— Start of Input records —

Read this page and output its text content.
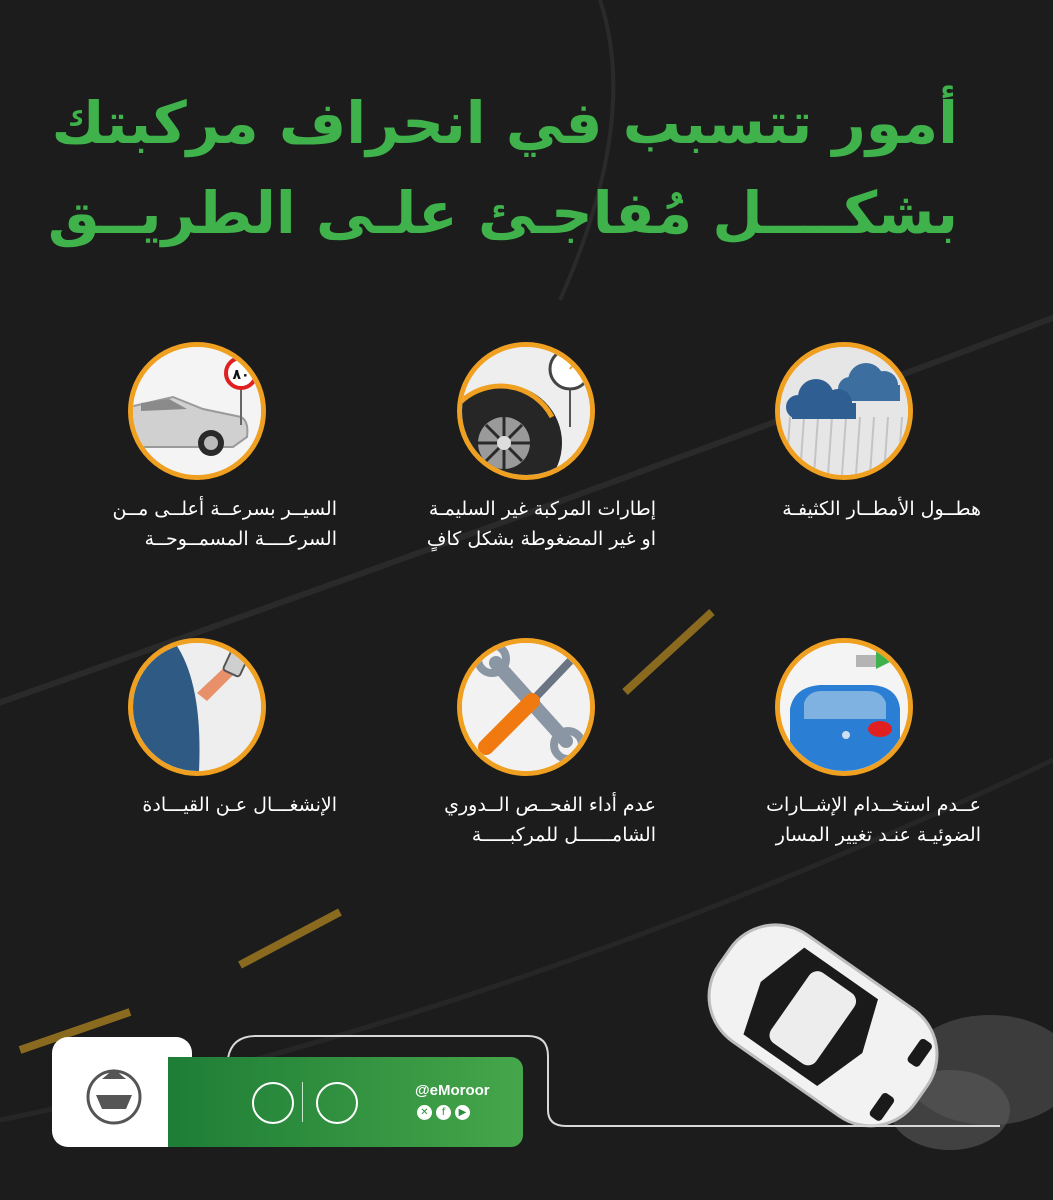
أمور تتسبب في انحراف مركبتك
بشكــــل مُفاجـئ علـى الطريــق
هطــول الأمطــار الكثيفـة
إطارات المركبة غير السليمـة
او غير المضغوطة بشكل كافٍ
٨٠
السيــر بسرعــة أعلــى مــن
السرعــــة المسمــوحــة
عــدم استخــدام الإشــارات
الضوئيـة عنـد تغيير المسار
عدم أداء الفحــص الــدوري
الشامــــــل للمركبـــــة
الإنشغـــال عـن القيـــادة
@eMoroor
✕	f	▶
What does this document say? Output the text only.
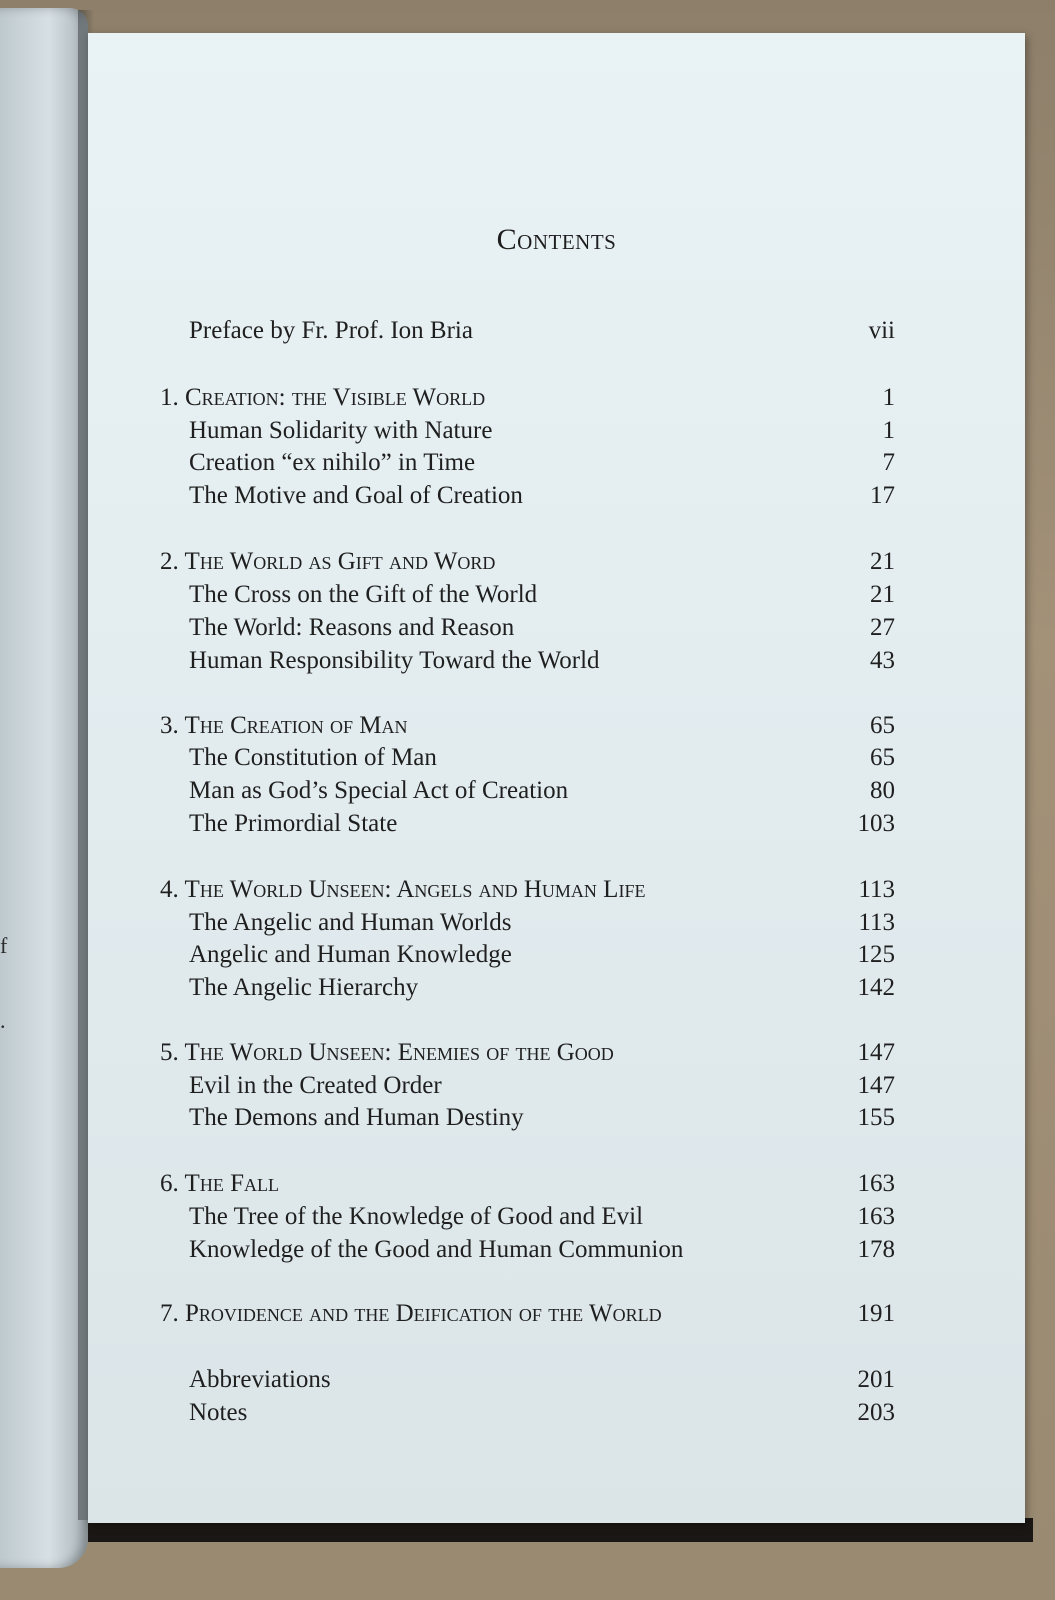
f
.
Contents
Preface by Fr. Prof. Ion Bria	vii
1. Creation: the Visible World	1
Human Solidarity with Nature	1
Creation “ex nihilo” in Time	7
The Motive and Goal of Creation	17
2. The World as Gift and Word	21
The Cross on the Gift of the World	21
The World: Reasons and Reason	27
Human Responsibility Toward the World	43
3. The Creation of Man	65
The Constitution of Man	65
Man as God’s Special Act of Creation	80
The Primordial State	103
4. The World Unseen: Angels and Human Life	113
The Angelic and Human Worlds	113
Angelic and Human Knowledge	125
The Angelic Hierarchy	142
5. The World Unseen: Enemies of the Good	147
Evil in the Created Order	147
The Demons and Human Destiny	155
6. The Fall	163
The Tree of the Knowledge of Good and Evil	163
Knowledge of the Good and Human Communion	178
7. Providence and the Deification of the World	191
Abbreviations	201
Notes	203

— End of Input records —

Given task:
Across the material above, how many lines include the string "text"? Only the number is wanted.

Task response:
2